> **Do this**:
Each line in the entries below that holds the string "label" is to be listed.

━━ Supplied records ━━

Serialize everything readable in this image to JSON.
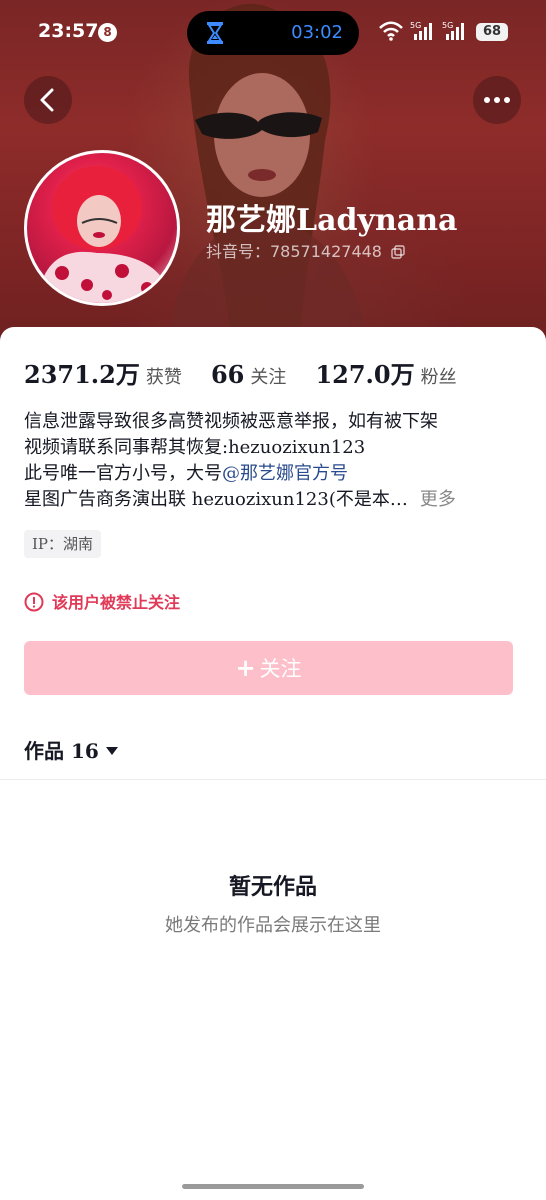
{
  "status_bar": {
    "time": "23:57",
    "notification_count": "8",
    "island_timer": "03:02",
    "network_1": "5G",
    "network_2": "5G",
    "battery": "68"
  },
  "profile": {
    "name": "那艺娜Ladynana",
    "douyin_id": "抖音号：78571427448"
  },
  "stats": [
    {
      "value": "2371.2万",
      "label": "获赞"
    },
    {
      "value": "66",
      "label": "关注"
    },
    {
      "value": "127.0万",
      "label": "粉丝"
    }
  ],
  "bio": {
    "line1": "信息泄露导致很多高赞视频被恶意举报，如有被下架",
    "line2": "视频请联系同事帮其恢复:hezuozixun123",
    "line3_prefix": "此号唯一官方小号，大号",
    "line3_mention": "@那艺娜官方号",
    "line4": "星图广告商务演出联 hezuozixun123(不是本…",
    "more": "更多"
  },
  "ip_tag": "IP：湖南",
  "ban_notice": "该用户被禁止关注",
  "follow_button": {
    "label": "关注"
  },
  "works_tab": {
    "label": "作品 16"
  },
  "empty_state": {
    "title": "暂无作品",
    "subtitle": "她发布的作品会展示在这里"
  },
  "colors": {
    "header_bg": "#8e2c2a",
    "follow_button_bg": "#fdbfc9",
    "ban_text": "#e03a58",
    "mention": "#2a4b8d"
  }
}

━━━

> **Exercise output**:
      "label": "获赞"
      "label": "关注"
      "label": "粉丝"
    "label": "关注"
    "label": "作品 16"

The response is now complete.